WHAT IS BEING ASKED:
Pull each line holding the word "correlation" from the data.

# # # # #

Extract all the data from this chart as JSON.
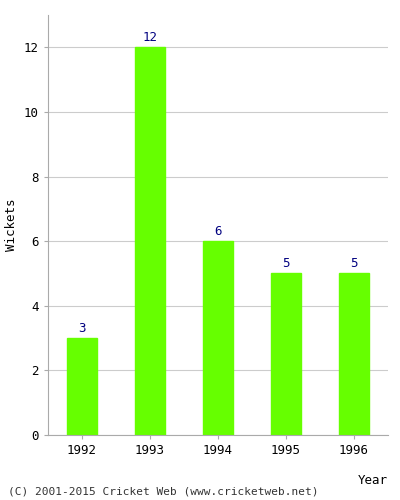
{
  "years": [
    "1992",
    "1993",
    "1994",
    "1995",
    "1996"
  ],
  "values": [
    3,
    12,
    6,
    5,
    5
  ],
  "bar_color": "#66ff00",
  "bar_edge_color": "#66ff00",
  "label_color": "#000080",
  "xlabel": "Year",
  "ylabel": "Wickets",
  "ylim": [
    0,
    13
  ],
  "yticks": [
    0,
    2,
    4,
    6,
    8,
    10,
    12
  ],
  "grid_color": "#cccccc",
  "background_color": "#ffffff",
  "label_fontsize": 9,
  "axis_label_fontsize": 9,
  "tick_fontsize": 9,
  "footer_text": "(C) 2001-2015 Cricket Web (www.cricketweb.net)",
  "footer_fontsize": 8
}
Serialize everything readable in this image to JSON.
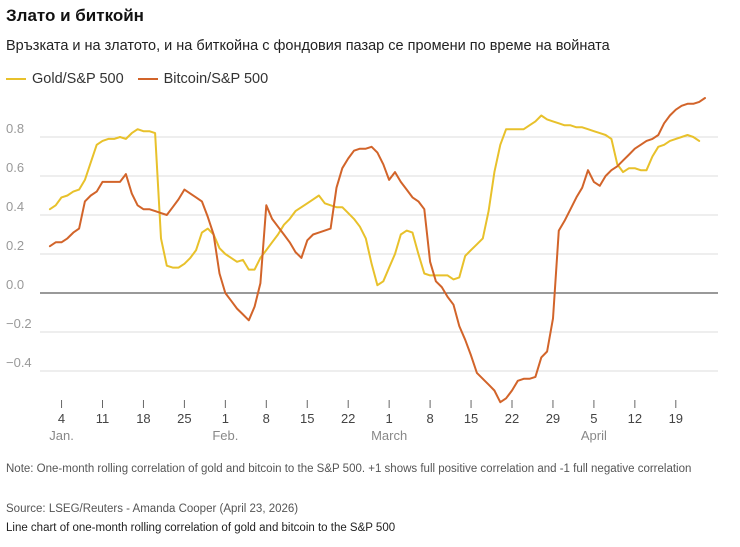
{
  "title": "Злато и биткойн",
  "subtitle": "Връзката и на златото, и на биткойна с фондовия пазар се промени по време на войната",
  "note": "Note: One-month rolling correlation of gold and bitcoin to the S&P 500. +1 shows full positive correlation and -1 full negative correlation",
  "source": "Source: LSEG/Reuters - Amanda Cooper (April 23, 2026)",
  "alt_text": "Line chart of one-month rolling correlation of gold and bitcoin to the S&P 500",
  "colors": {
    "gold": "#e8c12b",
    "bitcoin": "#d2642a"
  },
  "chart_data": {
    "type": "line",
    "y_ticks": [
      0.8,
      0.6,
      0.4,
      0.2,
      0.0,
      -0.2,
      -0.4
    ],
    "y_tick_labels": [
      "0.8",
      "0.6",
      "0.4",
      "0.2",
      "0.0",
      "−0.2",
      "−0.4"
    ],
    "ylim": [
      -0.62,
      1.0
    ],
    "grid": true,
    "legend_position": "top-left",
    "x_range": [
      0,
      115
    ],
    "x_ticks": [
      {
        "day": 3,
        "label": "4"
      },
      {
        "day": 10,
        "label": "11"
      },
      {
        "day": 17,
        "label": "18"
      },
      {
        "day": 24,
        "label": "25"
      },
      {
        "day": 31,
        "label": "1"
      },
      {
        "day": 38,
        "label": "8"
      },
      {
        "day": 45,
        "label": "15"
      },
      {
        "day": 52,
        "label": "22"
      },
      {
        "day": 59,
        "label": "1"
      },
      {
        "day": 66,
        "label": "8"
      },
      {
        "day": 73,
        "label": "15"
      },
      {
        "day": 80,
        "label": "22"
      },
      {
        "day": 87,
        "label": "29"
      },
      {
        "day": 94,
        "label": "5"
      },
      {
        "day": 101,
        "label": "12"
      },
      {
        "day": 108,
        "label": "19"
      }
    ],
    "month_labels": [
      {
        "day": 3,
        "label": "Jan."
      },
      {
        "day": 31,
        "label": "Feb."
      },
      {
        "day": 59,
        "label": "March"
      },
      {
        "day": 94,
        "label": "April"
      }
    ],
    "series": [
      {
        "name": "Gold/S&P 500",
        "color": "#e8c12b",
        "points": [
          [
            1,
            0.43
          ],
          [
            2,
            0.45
          ],
          [
            3,
            0.49
          ],
          [
            4,
            0.5
          ],
          [
            5,
            0.52
          ],
          [
            6,
            0.53
          ],
          [
            7,
            0.58
          ],
          [
            8,
            0.67
          ],
          [
            9,
            0.76
          ],
          [
            10,
            0.78
          ],
          [
            11,
            0.79
          ],
          [
            12,
            0.79
          ],
          [
            13,
            0.8
          ],
          [
            14,
            0.79
          ],
          [
            15,
            0.82
          ],
          [
            16,
            0.84
          ],
          [
            17,
            0.83
          ],
          [
            18,
            0.83
          ],
          [
            19,
            0.82
          ],
          [
            20,
            0.28
          ],
          [
            21,
            0.14
          ],
          [
            22,
            0.13
          ],
          [
            23,
            0.13
          ],
          [
            24,
            0.15
          ],
          [
            25,
            0.18
          ],
          [
            26,
            0.22
          ],
          [
            27,
            0.31
          ],
          [
            28,
            0.33
          ],
          [
            29,
            0.3
          ],
          [
            30,
            0.23
          ],
          [
            31,
            0.2
          ],
          [
            32,
            0.18
          ],
          [
            33,
            0.16
          ],
          [
            34,
            0.17
          ],
          [
            35,
            0.12
          ],
          [
            36,
            0.12
          ],
          [
            37,
            0.18
          ],
          [
            38,
            0.22
          ],
          [
            39,
            0.26
          ],
          [
            40,
            0.3
          ],
          [
            41,
            0.35
          ],
          [
            42,
            0.38
          ],
          [
            43,
            0.42
          ],
          [
            44,
            0.44
          ],
          [
            45,
            0.46
          ],
          [
            46,
            0.48
          ],
          [
            47,
            0.5
          ],
          [
            48,
            0.46
          ],
          [
            49,
            0.45
          ],
          [
            50,
            0.44
          ],
          [
            51,
            0.44
          ],
          [
            52,
            0.41
          ],
          [
            53,
            0.38
          ],
          [
            54,
            0.34
          ],
          [
            55,
            0.28
          ],
          [
            56,
            0.15
          ],
          [
            57,
            0.04
          ],
          [
            58,
            0.06
          ],
          [
            59,
            0.13
          ],
          [
            60,
            0.2
          ],
          [
            61,
            0.3
          ],
          [
            62,
            0.32
          ],
          [
            63,
            0.31
          ],
          [
            64,
            0.2
          ],
          [
            65,
            0.1
          ],
          [
            66,
            0.09
          ],
          [
            67,
            0.09
          ],
          [
            68,
            0.09
          ],
          [
            69,
            0.09
          ],
          [
            70,
            0.07
          ],
          [
            71,
            0.08
          ],
          [
            72,
            0.19
          ],
          [
            73,
            0.22
          ],
          [
            74,
            0.25
          ],
          [
            75,
            0.28
          ],
          [
            76,
            0.42
          ],
          [
            77,
            0.62
          ],
          [
            78,
            0.76
          ],
          [
            79,
            0.84
          ],
          [
            80,
            0.84
          ],
          [
            81,
            0.84
          ],
          [
            82,
            0.84
          ],
          [
            83,
            0.86
          ],
          [
            84,
            0.88
          ],
          [
            85,
            0.91
          ],
          [
            86,
            0.89
          ],
          [
            87,
            0.88
          ],
          [
            88,
            0.87
          ],
          [
            89,
            0.86
          ],
          [
            90,
            0.86
          ],
          [
            91,
            0.85
          ],
          [
            92,
            0.85
          ],
          [
            93,
            0.84
          ],
          [
            94,
            0.83
          ],
          [
            95,
            0.82
          ],
          [
            96,
            0.81
          ],
          [
            97,
            0.79
          ],
          [
            98,
            0.66
          ],
          [
            99,
            0.62
          ],
          [
            100,
            0.64
          ],
          [
            101,
            0.64
          ],
          [
            102,
            0.63
          ],
          [
            103,
            0.63
          ],
          [
            104,
            0.7
          ],
          [
            105,
            0.75
          ],
          [
            106,
            0.76
          ],
          [
            107,
            0.78
          ],
          [
            108,
            0.79
          ],
          [
            109,
            0.8
          ],
          [
            110,
            0.81
          ],
          [
            111,
            0.8
          ],
          [
            112,
            0.78
          ]
        ]
      },
      {
        "name": "Bitcoin/S&P 500",
        "color": "#d2642a",
        "points": [
          [
            1,
            0.24
          ],
          [
            2,
            0.26
          ],
          [
            3,
            0.26
          ],
          [
            4,
            0.28
          ],
          [
            5,
            0.31
          ],
          [
            6,
            0.33
          ],
          [
            7,
            0.47
          ],
          [
            8,
            0.5
          ],
          [
            9,
            0.52
          ],
          [
            10,
            0.57
          ],
          [
            11,
            0.57
          ],
          [
            12,
            0.57
          ],
          [
            13,
            0.57
          ],
          [
            14,
            0.61
          ],
          [
            15,
            0.51
          ],
          [
            16,
            0.45
          ],
          [
            17,
            0.43
          ],
          [
            18,
            0.43
          ],
          [
            19,
            0.42
          ],
          [
            20,
            0.41
          ],
          [
            21,
            0.4
          ],
          [
            22,
            0.44
          ],
          [
            23,
            0.48
          ],
          [
            24,
            0.53
          ],
          [
            25,
            0.51
          ],
          [
            26,
            0.49
          ],
          [
            27,
            0.47
          ],
          [
            28,
            0.39
          ],
          [
            29,
            0.3
          ],
          [
            30,
            0.1
          ],
          [
            31,
            0.0
          ],
          [
            32,
            -0.04
          ],
          [
            33,
            -0.08
          ],
          [
            34,
            -0.11
          ],
          [
            35,
            -0.14
          ],
          [
            36,
            -0.07
          ],
          [
            37,
            0.05
          ],
          [
            38,
            0.45
          ],
          [
            39,
            0.38
          ],
          [
            40,
            0.34
          ],
          [
            41,
            0.3
          ],
          [
            42,
            0.26
          ],
          [
            43,
            0.21
          ],
          [
            44,
            0.18
          ],
          [
            45,
            0.27
          ],
          [
            46,
            0.3
          ],
          [
            47,
            0.31
          ],
          [
            48,
            0.32
          ],
          [
            49,
            0.33
          ],
          [
            50,
            0.54
          ],
          [
            51,
            0.64
          ],
          [
            52,
            0.69
          ],
          [
            53,
            0.73
          ],
          [
            54,
            0.74
          ],
          [
            55,
            0.74
          ],
          [
            56,
            0.75
          ],
          [
            57,
            0.72
          ],
          [
            58,
            0.66
          ],
          [
            59,
            0.58
          ],
          [
            60,
            0.62
          ],
          [
            61,
            0.57
          ],
          [
            62,
            0.53
          ],
          [
            63,
            0.49
          ],
          [
            64,
            0.47
          ],
          [
            65,
            0.43
          ],
          [
            66,
            0.16
          ],
          [
            67,
            0.06
          ],
          [
            68,
            0.03
          ],
          [
            69,
            -0.02
          ],
          [
            70,
            -0.06
          ],
          [
            71,
            -0.17
          ],
          [
            72,
            -0.24
          ],
          [
            73,
            -0.32
          ],
          [
            74,
            -0.41
          ],
          [
            75,
            -0.44
          ],
          [
            76,
            -0.47
          ],
          [
            77,
            -0.5
          ],
          [
            78,
            -0.56
          ],
          [
            79,
            -0.54
          ],
          [
            80,
            -0.5
          ],
          [
            81,
            -0.45
          ],
          [
            82,
            -0.44
          ],
          [
            83,
            -0.44
          ],
          [
            84,
            -0.43
          ],
          [
            85,
            -0.33
          ],
          [
            86,
            -0.3
          ],
          [
            87,
            -0.13
          ],
          [
            88,
            0.32
          ],
          [
            89,
            0.37
          ],
          [
            90,
            0.43
          ],
          [
            91,
            0.49
          ],
          [
            92,
            0.54
          ],
          [
            93,
            0.63
          ],
          [
            94,
            0.57
          ],
          [
            95,
            0.55
          ],
          [
            96,
            0.6
          ],
          [
            97,
            0.63
          ],
          [
            98,
            0.65
          ],
          [
            99,
            0.68
          ],
          [
            100,
            0.71
          ],
          [
            101,
            0.74
          ],
          [
            102,
            0.76
          ],
          [
            103,
            0.78
          ],
          [
            104,
            0.79
          ],
          [
            105,
            0.81
          ],
          [
            106,
            0.87
          ],
          [
            107,
            0.91
          ],
          [
            108,
            0.94
          ],
          [
            109,
            0.96
          ],
          [
            110,
            0.97
          ],
          [
            111,
            0.97
          ],
          [
            112,
            0.98
          ],
          [
            113,
            1.0
          ]
        ]
      }
    ]
  }
}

# # # # #

EXERCISE OUTPUT:
  "note": "Note: One-month rolling correlation of gold and bitcoin to the S&P 500. +1 shows full positive correlation and -1 full negative correlation",
  "alt_text": "Line chart of one-month rolling correlation of gold and bitcoin to the S&P 500",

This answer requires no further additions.